• **Record excerpts**:
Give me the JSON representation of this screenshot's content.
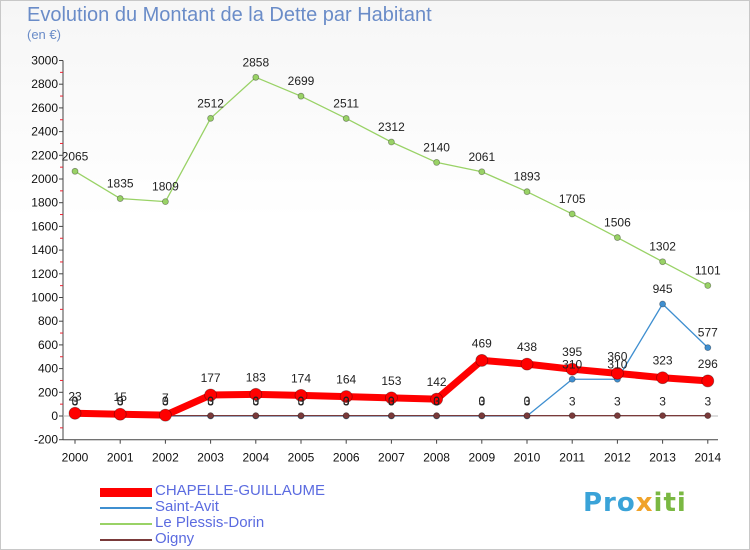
{
  "title": "Evolution du Montant de la Dette par Habitant",
  "subtitle": "(en €)",
  "brand": "Proxiti",
  "chart_data": {
    "type": "line",
    "title": "Evolution du Montant de la Dette par Habitant",
    "subtitle": "(en €)",
    "ylim": [
      -200,
      3000
    ],
    "yticks": [
      -200,
      0,
      200,
      400,
      600,
      800,
      1000,
      1200,
      1400,
      1600,
      1800,
      2000,
      2200,
      2400,
      2600,
      2800,
      3000
    ],
    "x": [
      "2000",
      "2001",
      "2002",
      "2003",
      "2004",
      "2005",
      "2006",
      "2007",
      "2008",
      "2009",
      "2010",
      "2011",
      "2012",
      "2013",
      "2014"
    ],
    "grid": false,
    "legend": "bottom-left",
    "series": [
      {
        "name": "Le Plessis-Dorin",
        "color": "#99d266",
        "values": [
          2065,
          1835,
          1809,
          2512,
          2858,
          2699,
          2511,
          2312,
          2140,
          2061,
          1893,
          1705,
          1506,
          1302,
          1101
        ]
      },
      {
        "name": "Saint-Avit",
        "color": "#3f8fd0",
        "values": [
          0,
          0,
          0,
          0,
          0,
          0,
          0,
          0,
          0,
          0,
          0,
          310,
          310,
          945,
          577
        ],
        "labels": [
          "0",
          "0",
          "0",
          "0",
          "0",
          "0",
          "0",
          "0",
          "0",
          "0",
          "0",
          "310",
          "310",
          "945",
          "577"
        ]
      },
      {
        "name": "Oigny",
        "color": "#7a3a3a",
        "values": [
          3,
          3,
          3,
          3,
          3,
          3,
          3,
          3,
          3,
          3,
          3,
          3,
          3,
          3,
          3
        ],
        "labels": [
          "3",
          "3",
          "3",
          "3",
          "3",
          "3",
          "3",
          "3",
          "3",
          "3",
          "3",
          "3",
          "3",
          "3",
          "3"
        ]
      },
      {
        "name": "CHAPELLE-GUILLAUME",
        "color": "#ff0000",
        "values": [
          23,
          15,
          7,
          177,
          183,
          174,
          164,
          153,
          142,
          469,
          438,
          395,
          360,
          323,
          296
        ]
      }
    ]
  }
}
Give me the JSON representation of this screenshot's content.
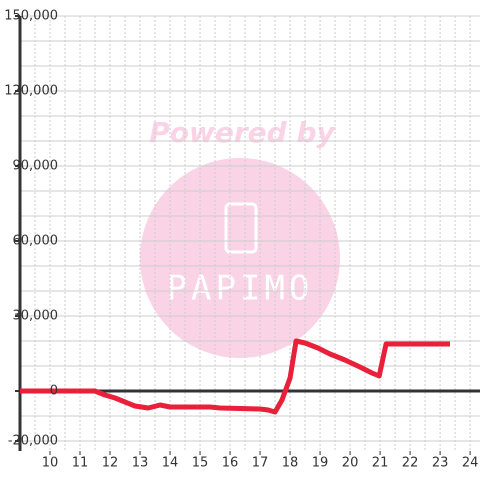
{
  "chart_data": {
    "type": "line",
    "x": [
      9.0,
      11.5,
      11.83,
      12.17,
      12.5,
      12.83,
      13.27,
      13.67,
      14.0,
      15.33,
      15.67,
      17.0,
      17.27,
      17.5,
      17.73,
      18.0,
      18.2,
      18.5,
      18.93,
      19.33,
      19.83,
      20.33,
      20.73,
      20.97,
      21.2,
      23.33
    ],
    "series": [
      {
        "color": "#e8203a",
        "values": [
          0,
          0,
          -1600,
          -2800,
          -4400,
          -6000,
          -6800,
          -5600,
          -6400,
          -6400,
          -6800,
          -7200,
          -7600,
          -8400,
          -3600,
          5200,
          20000,
          19200,
          17200,
          14800,
          12400,
          9600,
          7200,
          6000,
          18800,
          18800
        ]
      }
    ],
    "xlim": [
      9,
      24.33
    ],
    "xticks": [
      10,
      11,
      12,
      13,
      14,
      15,
      16,
      17,
      18,
      19,
      20,
      21,
      22,
      23,
      24
    ],
    "xgrid": [
      9.5,
      10,
      10.5,
      11,
      11.5,
      12,
      12.5,
      13,
      13.5,
      14,
      14.5,
      15,
      15.5,
      16,
      16.5,
      17,
      17.5,
      18,
      18.5,
      19,
      19.5,
      20,
      20.5,
      21,
      21.5,
      22,
      22.5,
      23,
      23.5,
      24
    ],
    "ylim": [
      -24000,
      150000
    ],
    "yticks": [
      {
        "value": -20000,
        "label": "-20,000"
      },
      0,
      {
        "value": 30000,
        "label": "30,000"
      },
      {
        "value": 60000,
        "label": "60,000"
      },
      {
        "value": 90000,
        "label": "90,000"
      },
      {
        "value": 120000,
        "label": "120,000"
      },
      {
        "value": 150000,
        "label": "150,000"
      }
    ],
    "ygrid": [
      -20000,
      -10000,
      10000,
      20000,
      30000,
      40000,
      50000,
      60000,
      70000,
      80000,
      90000,
      100000,
      110000,
      120000,
      130000,
      140000,
      150000
    ],
    "watermark": {
      "top": "Powered by",
      "logo": "PAPIMO"
    }
  }
}
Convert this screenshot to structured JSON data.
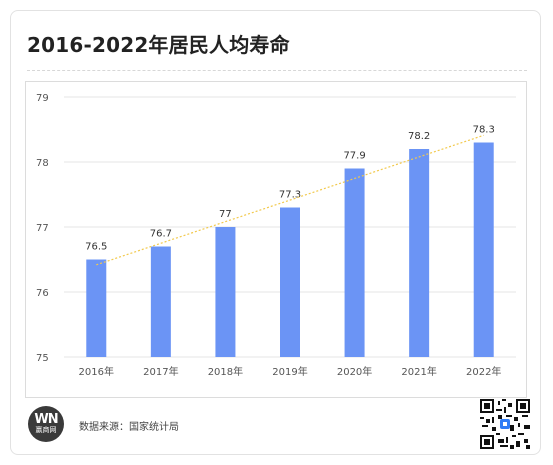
{
  "title": "2016-2022年居民人均寿命",
  "source_text": "数据来源：国家统计局",
  "logo": {
    "mark": "WN",
    "sub": "赢商网"
  },
  "colors": {
    "bar": "#6b94f5",
    "trend": "#f2c94c",
    "grid": "#e4e4e4",
    "axis_text": "#555555"
  },
  "icons": {
    "qr": "qr-code-icon"
  },
  "chart_data": {
    "type": "bar",
    "categories": [
      "2016年",
      "2017年",
      "2018年",
      "2019年",
      "2020年",
      "2021年",
      "2022年"
    ],
    "values": [
      76.5,
      76.7,
      77,
      77.3,
      77.9,
      78.2,
      78.3
    ],
    "value_labels": [
      "76.5",
      "76.7",
      "77",
      "77.3",
      "77.9",
      "78.2",
      "78.3"
    ],
    "ylim": [
      75,
      79
    ],
    "yticks": [
      75,
      76,
      77,
      78,
      79
    ],
    "grid": true,
    "trendline": {
      "type": "linear",
      "style": "dotted"
    },
    "title": "",
    "xlabel": "",
    "ylabel": ""
  }
}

• **Set problem**: Retype the line containing "Convert this screenshot" and all lines after it through the end of the material, exactly and only those, leaving out pictures.

• **Result of this task**:
Convert this screenshot to structured JSON data.
{
  "title": "2016-2022年居民人均寿命",
  "source_text": "数据来源：国家统计局",
  "logo": {
    "mark": "WN",
    "sub": "赢商网"
  },
  "colors": {
    "bar": "#6b94f5",
    "trend": "#f2c94c",
    "grid": "#e4e4e4",
    "axis_text": "#555555"
  },
  "icons": {
    "qr": "qr-code-icon"
  },
  "chart_data": {
    "type": "bar",
    "categories": [
      "2016年",
      "2017年",
      "2018年",
      "2019年",
      "2020年",
      "2021年",
      "2022年"
    ],
    "values": [
      76.5,
      76.7,
      77,
      77.3,
      77.9,
      78.2,
      78.3
    ],
    "value_labels": [
      "76.5",
      "76.7",
      "77",
      "77.3",
      "77.9",
      "78.2",
      "78.3"
    ],
    "ylim": [
      75,
      79
    ],
    "yticks": [
      75,
      76,
      77,
      78,
      79
    ],
    "grid": true,
    "trendline": {
      "type": "linear",
      "style": "dotted"
    },
    "title": "",
    "xlabel": "",
    "ylabel": ""
  }
}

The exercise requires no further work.